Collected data
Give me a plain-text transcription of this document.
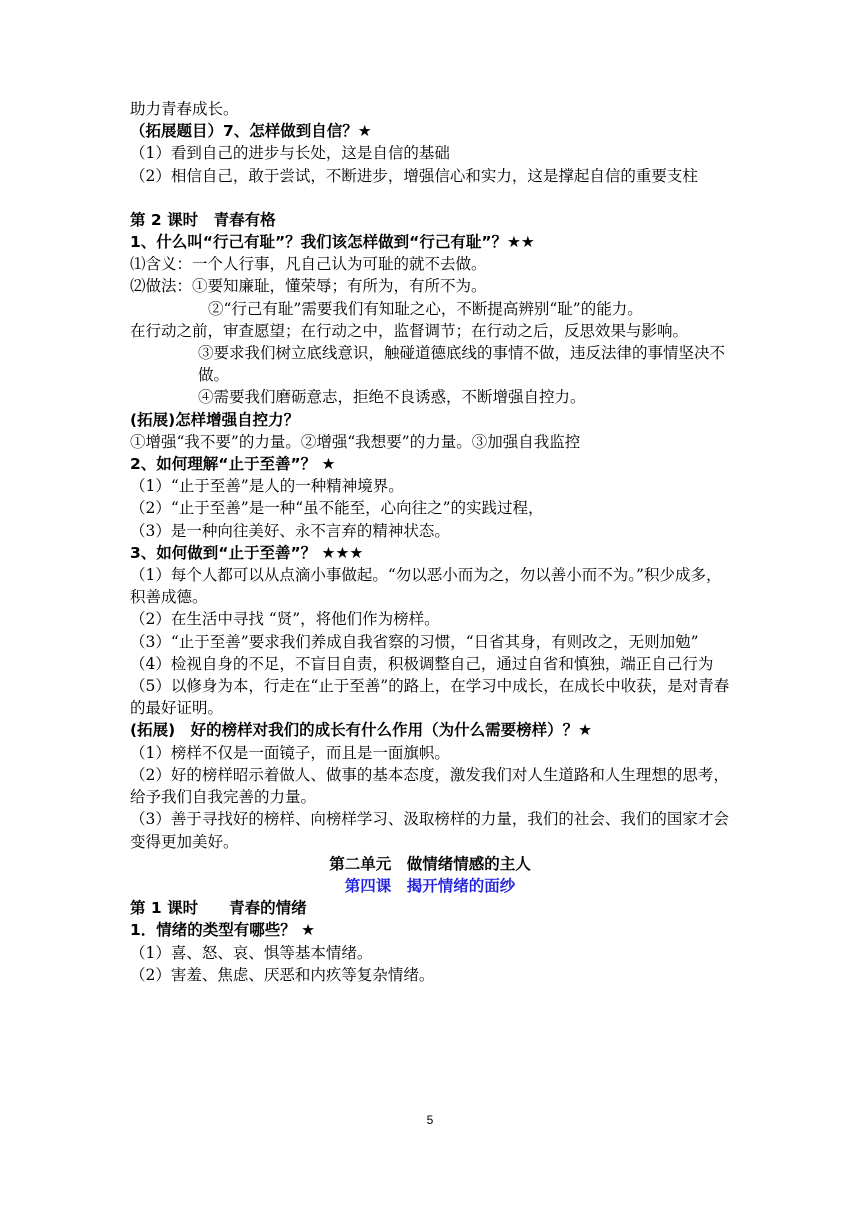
助力青春成长。
（拓展题目）7、怎样做到自信？★
（1）看到自己的进步与长处，这是自信的基础
（2）相信自己，敢于尝试，不断进步，增强信心和实力，这是撑起自信的重要支柱
第 2 课时　青春有格
1、什么叫“行己有耻”？我们该怎样做到“行己有耻”？★★
⑴含义：一个人行事，凡自己认为可耻的就不去做。
⑵做法：①要知廉耻，懂荣辱；有所为，有所不为。
②“行己有耻”需要我们有知耻之心，不断提高辨别“耻”的能力。
在行动之前，审查愿望；在行动之中，监督调节；在行动之后，反思效果与影响。
③要求我们树立底线意识，触碰道德底线的事情不做，违反法律的事情坚决不做。
④需要我们磨砺意志，拒绝不良诱惑，不断增强自控力。
(拓展)怎样增强自控力？
①增强“我不要”的力量。②增强“我想要”的力量。③加强自我监控
2、如何理解“止于至善”？ ★
（1）“止于至善”是人的一种精神境界。
（2）“止于至善”是一种“虽不能至，心向往之”的实践过程，
（3）是一种向往美好、永不言弃的精神状态。
3、如何做到“止于至善”？ ★★★
（1）每个人都可以从点滴小事做起。“勿以恶小而为之，勿以善小而不为。”积少成多，积善成德。
（2）在生活中寻找 “贤”，将他们作为榜样。
（3）“止于至善”要求我们养成自我省察的习惯，“日省其身，有则改之，无则加勉”
（4）检视自身的不足，不盲目自责，积极调整自己，通过自省和慎独，端正自己行为
（5）以修身为本，行走在“止于至善”的路上，在学习中成长，在成长中收获，是对青春的最好证明。
(拓展)　好的榜样对我们的成长有什么作用（为什么需要榜样）？★
（1）榜样不仅是一面镜子，而且是一面旗帜。
（2）好的榜样昭示着做人、做事的基本态度，激发我们对人生道路和人生理想的思考，给予我们自我完善的力量。
（3）善于寻找好的榜样、向榜样学习、汲取榜样的力量，我们的社会、我们的国家才会变得更加美好。
第二单元　做情绪情感的主人
第四课　揭开情绪的面纱
第 1 课时　　青春的情绪
1．情绪的类型有哪些？ ★
（1）喜、怒、哀、惧等基本情绪。
（2）害羞、焦虑、厌恶和内疚等复杂情绪。
5
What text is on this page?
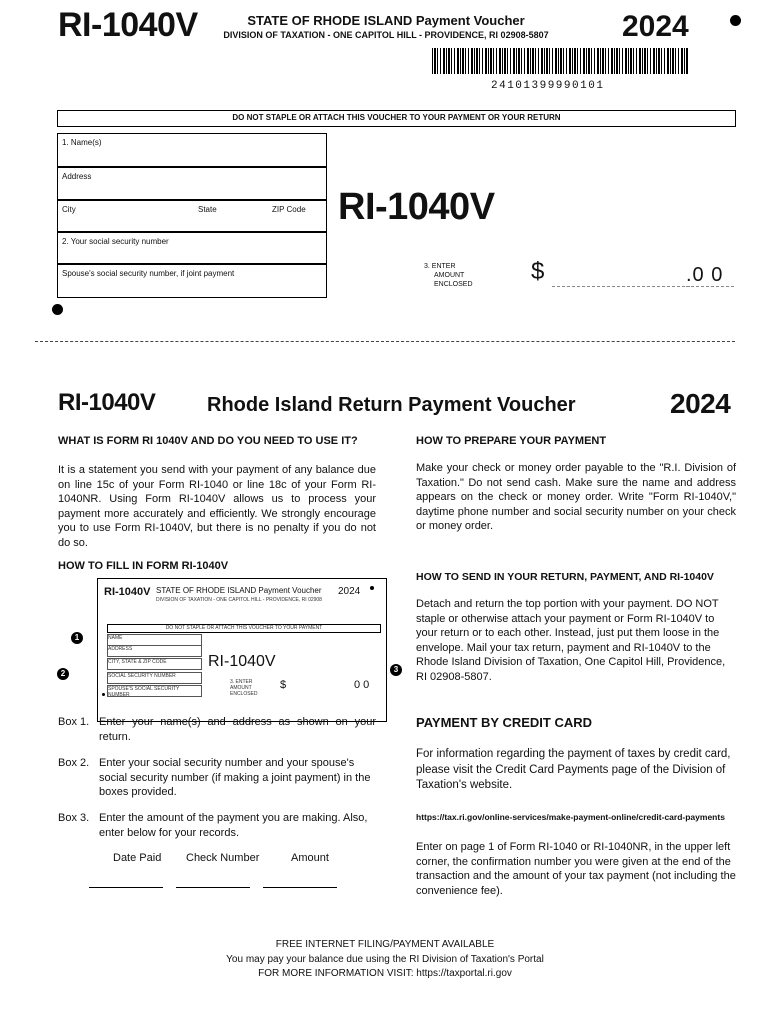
RI-1040V	STATE OF RHODE ISLAND Payment Voucher
DIVISION OF TAXATION - ONE CAPITOL HILL - PROVIDENCE, RI 02908-5807	2024
24101399990101
DO NOT STAPLE OR ATTACH THIS VOUCHER TO YOUR PAYMENT OR YOUR RETURN
1. Name(s)
Address
City	State	ZIP Code
2. Your social security number
Spouse's social security number, if joint payment
RI-1040V
3. ENTER
AMOUNT
ENCLOSED $	.0 0
RI-1040V	Rhode Island Return Payment Voucher	2024
WHAT IS FORM RI 1040V AND DO YOU NEED TO USE IT?
It is a statement you send with your payment of any balance due on line 15c of your Form RI-1040 or line 18c of your Form RI-1040NR. Using Form RI-1040V allows us to process your payment more accurately and efficiently. We strongly encourage you to use Form RI-1040V, but there is no penalty if you do not do so.
HOW TO FILL IN FORM RI-1040V
RI-1040V STATE OF RHODE ISLAND Payment Voucher
DIVISION OF TAXATION - ONE CAPITOL HILL - PROVIDENCE, RI 02908
2024
DO NOT STAPLE OR ATTACH THIS VOUCHER TO YOUR PAYMENT
NAME
ADDRESS
CITY, STATE & ZIP CODE
SOCIAL SECURITY NUMBER
SPOUSE'S SOCIAL SECURITY NUMBER
RI-1040V
3. ENTER AMOUNT ENCLOSED
$	0 0
1
2	3
Box 1. Enter your name(s) and address as shown on your return.
Box 2. Enter your social security number and your spouse's social security number (if making a joint payment) in the boxes provided.
Box 3. Enter the amount of the payment you are making. Also, enter below for your records.
Date Paid Check Number	Amount
HOW TO PREPARE YOUR PAYMENT
Make your check or money order payable to the "R.I. Division of Taxation." Do not send cash. Make sure the name and address appears on the check or money order. Write "Form RI-1040V," daytime phone number and social security number on your check or money order.
HOW TO SEND IN YOUR RETURN, PAYMENT, AND RI-1040V
Detach and return the top portion with your payment. DO NOT staple or otherwise attach your payment or Form RI-1040V to your return or to each other. Instead, just put them loose in the envelope. Mail your tax return, payment and RI-1040V to the Rhode Island Division of Taxation, One Capitol Hill, Providence, RI 02908-5807.
PAYMENT BY CREDIT CARD
For information regarding the payment of taxes by credit card, please visit the Credit Card Payments page of the Division of Taxation's website.
https://tax.ri.gov/online-services/make-payment-online/credit-card-payments
Enter on page 1 of Form RI-1040 or RI-1040NR, in the upper left corner, the confirmation number you were given at the end of the transaction and the amount of your tax payment (not including the convenience fee).
FREE INTERNET FILING/PAYMENT AVAILABLE
You may pay your balance due using the RI Division of Taxation's Portal
FOR MORE INFORMATION VISIT: https://taxportal.ri.gov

#### [Task brief]
Return every line above in which the string "making" occurs.

#### [Answer]
Box 2. Enter your social security number and your spouse's social security number (if making a joint payment) in the boxes provided.
Box 3. Enter the amount of the payment you are making. Also, enter below for your records.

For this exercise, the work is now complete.